**TASK REQUIREMENTS**
The line holding "What does this" and every line after it through the end of the entries below: retype these exactly and nothing more.

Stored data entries

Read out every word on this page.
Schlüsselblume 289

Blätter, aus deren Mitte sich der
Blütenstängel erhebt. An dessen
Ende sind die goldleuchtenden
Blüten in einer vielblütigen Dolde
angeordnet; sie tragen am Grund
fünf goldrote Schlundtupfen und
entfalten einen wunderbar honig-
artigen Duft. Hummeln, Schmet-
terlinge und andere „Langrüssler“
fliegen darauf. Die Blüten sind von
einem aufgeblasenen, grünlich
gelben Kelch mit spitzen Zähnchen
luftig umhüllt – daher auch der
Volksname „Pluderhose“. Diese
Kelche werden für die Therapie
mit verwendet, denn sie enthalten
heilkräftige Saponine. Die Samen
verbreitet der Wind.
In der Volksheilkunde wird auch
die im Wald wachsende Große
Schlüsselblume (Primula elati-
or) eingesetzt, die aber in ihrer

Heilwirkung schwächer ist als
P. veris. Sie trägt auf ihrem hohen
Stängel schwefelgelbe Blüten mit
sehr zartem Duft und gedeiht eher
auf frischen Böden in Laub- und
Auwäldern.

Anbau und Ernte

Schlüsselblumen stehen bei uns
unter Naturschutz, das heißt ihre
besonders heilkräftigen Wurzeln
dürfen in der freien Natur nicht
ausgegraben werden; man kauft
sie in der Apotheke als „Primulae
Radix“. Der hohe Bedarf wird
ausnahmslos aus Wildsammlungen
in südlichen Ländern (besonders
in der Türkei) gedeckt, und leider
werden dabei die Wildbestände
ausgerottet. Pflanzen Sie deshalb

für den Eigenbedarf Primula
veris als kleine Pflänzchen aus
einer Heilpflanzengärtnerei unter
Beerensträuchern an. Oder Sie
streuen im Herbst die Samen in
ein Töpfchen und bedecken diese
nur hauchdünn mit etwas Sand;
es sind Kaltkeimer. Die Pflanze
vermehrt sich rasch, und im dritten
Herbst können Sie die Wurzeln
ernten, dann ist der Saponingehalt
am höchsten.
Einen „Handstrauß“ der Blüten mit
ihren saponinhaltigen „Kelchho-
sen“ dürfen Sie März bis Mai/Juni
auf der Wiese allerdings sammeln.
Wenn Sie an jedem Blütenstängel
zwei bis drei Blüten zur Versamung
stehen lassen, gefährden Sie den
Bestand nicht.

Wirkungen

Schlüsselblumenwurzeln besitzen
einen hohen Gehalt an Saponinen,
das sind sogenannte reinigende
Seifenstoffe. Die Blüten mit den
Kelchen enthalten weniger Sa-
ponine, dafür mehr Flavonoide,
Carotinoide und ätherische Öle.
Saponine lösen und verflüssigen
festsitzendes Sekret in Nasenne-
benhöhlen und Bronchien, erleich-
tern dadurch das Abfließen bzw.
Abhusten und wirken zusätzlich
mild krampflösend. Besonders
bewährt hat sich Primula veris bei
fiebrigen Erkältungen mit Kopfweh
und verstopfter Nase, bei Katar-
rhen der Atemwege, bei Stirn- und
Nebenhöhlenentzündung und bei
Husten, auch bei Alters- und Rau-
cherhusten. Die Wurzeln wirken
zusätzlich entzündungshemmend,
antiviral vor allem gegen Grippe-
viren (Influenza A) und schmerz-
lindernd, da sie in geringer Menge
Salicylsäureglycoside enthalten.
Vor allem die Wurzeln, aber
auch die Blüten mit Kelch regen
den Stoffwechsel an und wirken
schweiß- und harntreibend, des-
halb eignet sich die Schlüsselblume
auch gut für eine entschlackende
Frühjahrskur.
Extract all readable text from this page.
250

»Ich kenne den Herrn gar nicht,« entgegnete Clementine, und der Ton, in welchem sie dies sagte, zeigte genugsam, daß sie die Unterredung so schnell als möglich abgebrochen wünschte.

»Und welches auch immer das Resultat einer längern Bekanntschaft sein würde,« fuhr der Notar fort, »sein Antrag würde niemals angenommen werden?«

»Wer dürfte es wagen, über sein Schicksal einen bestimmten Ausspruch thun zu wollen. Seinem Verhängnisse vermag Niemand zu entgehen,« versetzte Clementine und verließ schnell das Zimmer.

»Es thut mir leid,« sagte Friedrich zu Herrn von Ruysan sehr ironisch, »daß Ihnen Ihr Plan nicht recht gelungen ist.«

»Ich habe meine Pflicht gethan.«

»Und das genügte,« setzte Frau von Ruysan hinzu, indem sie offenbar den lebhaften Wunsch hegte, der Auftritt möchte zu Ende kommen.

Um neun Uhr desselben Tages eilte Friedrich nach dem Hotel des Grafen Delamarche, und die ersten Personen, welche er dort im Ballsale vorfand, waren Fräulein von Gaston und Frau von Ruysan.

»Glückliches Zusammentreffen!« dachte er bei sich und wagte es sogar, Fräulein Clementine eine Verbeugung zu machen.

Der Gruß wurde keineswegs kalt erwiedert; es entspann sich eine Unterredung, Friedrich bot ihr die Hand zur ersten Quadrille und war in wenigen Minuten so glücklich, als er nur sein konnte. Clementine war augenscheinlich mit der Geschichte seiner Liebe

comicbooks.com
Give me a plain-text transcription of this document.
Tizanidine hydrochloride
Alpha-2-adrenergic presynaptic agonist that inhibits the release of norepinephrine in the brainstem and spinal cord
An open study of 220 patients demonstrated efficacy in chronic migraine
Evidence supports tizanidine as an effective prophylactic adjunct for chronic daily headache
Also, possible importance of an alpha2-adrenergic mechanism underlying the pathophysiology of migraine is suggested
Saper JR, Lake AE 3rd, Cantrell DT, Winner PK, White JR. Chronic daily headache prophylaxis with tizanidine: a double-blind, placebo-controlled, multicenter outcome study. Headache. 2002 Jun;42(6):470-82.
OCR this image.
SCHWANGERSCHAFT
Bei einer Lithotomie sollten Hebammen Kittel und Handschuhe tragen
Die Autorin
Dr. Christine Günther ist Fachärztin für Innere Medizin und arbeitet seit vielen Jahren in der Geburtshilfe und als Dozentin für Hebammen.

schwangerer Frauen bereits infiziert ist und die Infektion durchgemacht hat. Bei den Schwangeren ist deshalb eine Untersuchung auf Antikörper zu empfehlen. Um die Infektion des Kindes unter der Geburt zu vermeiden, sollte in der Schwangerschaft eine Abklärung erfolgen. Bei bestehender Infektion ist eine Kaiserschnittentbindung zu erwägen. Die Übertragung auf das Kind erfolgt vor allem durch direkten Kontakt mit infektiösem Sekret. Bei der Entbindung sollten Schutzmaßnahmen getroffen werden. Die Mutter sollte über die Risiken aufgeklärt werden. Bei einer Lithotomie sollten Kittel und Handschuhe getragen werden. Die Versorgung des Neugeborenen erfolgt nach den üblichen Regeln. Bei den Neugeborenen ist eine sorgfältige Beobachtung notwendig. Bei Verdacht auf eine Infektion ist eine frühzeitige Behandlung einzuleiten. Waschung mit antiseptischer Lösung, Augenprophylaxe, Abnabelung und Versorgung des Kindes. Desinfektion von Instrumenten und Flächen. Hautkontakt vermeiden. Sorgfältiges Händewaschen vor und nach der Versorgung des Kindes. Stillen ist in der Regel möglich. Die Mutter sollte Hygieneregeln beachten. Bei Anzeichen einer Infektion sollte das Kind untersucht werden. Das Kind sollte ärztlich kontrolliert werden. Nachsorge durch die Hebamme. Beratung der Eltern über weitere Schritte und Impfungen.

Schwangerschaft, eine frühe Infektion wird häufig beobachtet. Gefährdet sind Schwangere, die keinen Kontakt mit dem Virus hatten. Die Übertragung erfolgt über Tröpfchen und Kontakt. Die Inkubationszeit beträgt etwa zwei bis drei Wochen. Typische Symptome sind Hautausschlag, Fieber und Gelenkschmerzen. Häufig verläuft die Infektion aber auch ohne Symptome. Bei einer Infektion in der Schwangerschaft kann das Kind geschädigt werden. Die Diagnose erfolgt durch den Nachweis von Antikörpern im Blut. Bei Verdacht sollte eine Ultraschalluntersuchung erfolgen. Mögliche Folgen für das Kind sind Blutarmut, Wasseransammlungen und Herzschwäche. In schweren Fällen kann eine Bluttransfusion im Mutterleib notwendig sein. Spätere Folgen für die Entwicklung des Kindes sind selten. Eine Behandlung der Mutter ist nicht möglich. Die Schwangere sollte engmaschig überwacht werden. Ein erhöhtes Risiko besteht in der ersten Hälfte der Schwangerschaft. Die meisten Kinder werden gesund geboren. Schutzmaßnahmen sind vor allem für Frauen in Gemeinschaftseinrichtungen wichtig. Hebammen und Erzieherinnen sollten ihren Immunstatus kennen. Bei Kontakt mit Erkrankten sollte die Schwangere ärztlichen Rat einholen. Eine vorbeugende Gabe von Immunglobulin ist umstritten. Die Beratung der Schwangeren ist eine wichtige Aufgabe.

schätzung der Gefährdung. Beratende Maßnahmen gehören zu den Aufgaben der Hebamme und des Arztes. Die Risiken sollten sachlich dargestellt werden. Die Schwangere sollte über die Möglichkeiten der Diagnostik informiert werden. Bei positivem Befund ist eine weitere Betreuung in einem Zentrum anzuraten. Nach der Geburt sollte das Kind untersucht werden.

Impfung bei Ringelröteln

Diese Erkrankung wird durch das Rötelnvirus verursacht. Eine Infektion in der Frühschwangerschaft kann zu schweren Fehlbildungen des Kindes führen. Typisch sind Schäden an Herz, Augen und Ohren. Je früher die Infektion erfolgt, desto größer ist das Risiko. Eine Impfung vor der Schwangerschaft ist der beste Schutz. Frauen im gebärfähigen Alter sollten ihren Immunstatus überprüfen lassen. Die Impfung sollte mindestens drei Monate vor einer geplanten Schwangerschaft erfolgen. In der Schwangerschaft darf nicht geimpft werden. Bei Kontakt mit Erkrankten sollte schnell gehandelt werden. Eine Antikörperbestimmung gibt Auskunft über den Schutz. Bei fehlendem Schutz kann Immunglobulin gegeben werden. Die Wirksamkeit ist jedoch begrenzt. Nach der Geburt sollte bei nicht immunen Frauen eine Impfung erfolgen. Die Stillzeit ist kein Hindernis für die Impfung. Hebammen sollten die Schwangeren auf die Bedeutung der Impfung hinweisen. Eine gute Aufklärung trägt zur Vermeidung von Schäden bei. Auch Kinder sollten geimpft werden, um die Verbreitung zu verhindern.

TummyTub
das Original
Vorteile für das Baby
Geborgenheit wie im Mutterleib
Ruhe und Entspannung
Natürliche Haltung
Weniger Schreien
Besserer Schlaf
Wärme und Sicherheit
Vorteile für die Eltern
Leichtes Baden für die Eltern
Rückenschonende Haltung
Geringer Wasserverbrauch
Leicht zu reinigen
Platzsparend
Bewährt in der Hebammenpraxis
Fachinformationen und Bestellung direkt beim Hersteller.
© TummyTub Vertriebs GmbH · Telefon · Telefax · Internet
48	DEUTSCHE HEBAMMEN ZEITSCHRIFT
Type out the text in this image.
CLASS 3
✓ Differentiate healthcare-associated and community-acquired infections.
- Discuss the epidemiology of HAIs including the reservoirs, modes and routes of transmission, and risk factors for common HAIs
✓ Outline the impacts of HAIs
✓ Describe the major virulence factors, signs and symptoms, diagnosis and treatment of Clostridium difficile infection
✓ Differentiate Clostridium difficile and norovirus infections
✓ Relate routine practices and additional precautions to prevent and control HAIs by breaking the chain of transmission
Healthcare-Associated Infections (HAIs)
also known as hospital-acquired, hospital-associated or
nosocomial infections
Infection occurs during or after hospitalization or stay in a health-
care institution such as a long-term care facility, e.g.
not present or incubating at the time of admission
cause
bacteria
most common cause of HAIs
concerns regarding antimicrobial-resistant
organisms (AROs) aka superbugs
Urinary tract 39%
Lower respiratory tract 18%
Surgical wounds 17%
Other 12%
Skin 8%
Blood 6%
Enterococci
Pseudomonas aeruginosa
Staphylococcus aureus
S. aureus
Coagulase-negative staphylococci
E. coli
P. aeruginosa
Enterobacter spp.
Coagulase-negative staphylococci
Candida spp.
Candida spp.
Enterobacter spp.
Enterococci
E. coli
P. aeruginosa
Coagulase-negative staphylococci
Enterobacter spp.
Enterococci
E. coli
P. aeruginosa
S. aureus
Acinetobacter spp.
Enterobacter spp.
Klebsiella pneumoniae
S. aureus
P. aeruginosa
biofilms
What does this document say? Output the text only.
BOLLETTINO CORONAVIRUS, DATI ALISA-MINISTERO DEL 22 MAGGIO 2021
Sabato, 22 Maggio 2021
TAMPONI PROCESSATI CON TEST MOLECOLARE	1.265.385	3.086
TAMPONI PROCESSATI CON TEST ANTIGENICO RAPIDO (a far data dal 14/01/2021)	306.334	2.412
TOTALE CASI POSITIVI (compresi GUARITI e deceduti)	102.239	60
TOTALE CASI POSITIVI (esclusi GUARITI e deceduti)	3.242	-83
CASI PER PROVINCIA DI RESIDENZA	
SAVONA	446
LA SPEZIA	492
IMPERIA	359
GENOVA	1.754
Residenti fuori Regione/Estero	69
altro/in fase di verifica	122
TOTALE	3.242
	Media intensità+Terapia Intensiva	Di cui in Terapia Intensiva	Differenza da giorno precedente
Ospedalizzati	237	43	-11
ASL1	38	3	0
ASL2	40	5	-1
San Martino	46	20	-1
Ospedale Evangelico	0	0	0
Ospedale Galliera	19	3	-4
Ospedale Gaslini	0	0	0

**ANSWER TO THIS PROBLEM**
What does this document say? Output the text only.
BOLLETTINO CORONAVIRUS, DATI ALISA-MINISTERO DEL 22 MAGGIO 2021
Sabato, 22 Maggio 2021
TAMPONI PROCESSATI CON TEST MOLECOLARE	1.265.385	3.086
TAMPONI PROCESSATI CON TEST ANTIGENICO RAPIDO (a far data dal 14/01/2021)	306.334	2.412
TOTALE CASI POSITIVI (compresi GUARITI e deceduti)	102.239	60
TOTALE CASI POSITIVI (esclusi GUARITI e deceduti)	3.242	-83
CASI PER PROVINCIA DI RESIDENZA	
SAVONA	446
LA SPEZIA	492
IMPERIA	359
GENOVA	1.754
Residenti fuori Regione/Estero	69
altro/in fase di verifica	122
TOTALE	3.242
	Media intensità+Terapia Intensiva	Di cui in Terapia Intensiva	Differenza da giorno precedente
Ospedalizzati	237	43	-11
ASL1	38	3	0
ASL2	40	5	-1
San Martino	46	20	-1
Ospedale Evangelico	0	0	0
Ospedale Galliera	19	3	-4
Ospedale Gaslini	0	0	0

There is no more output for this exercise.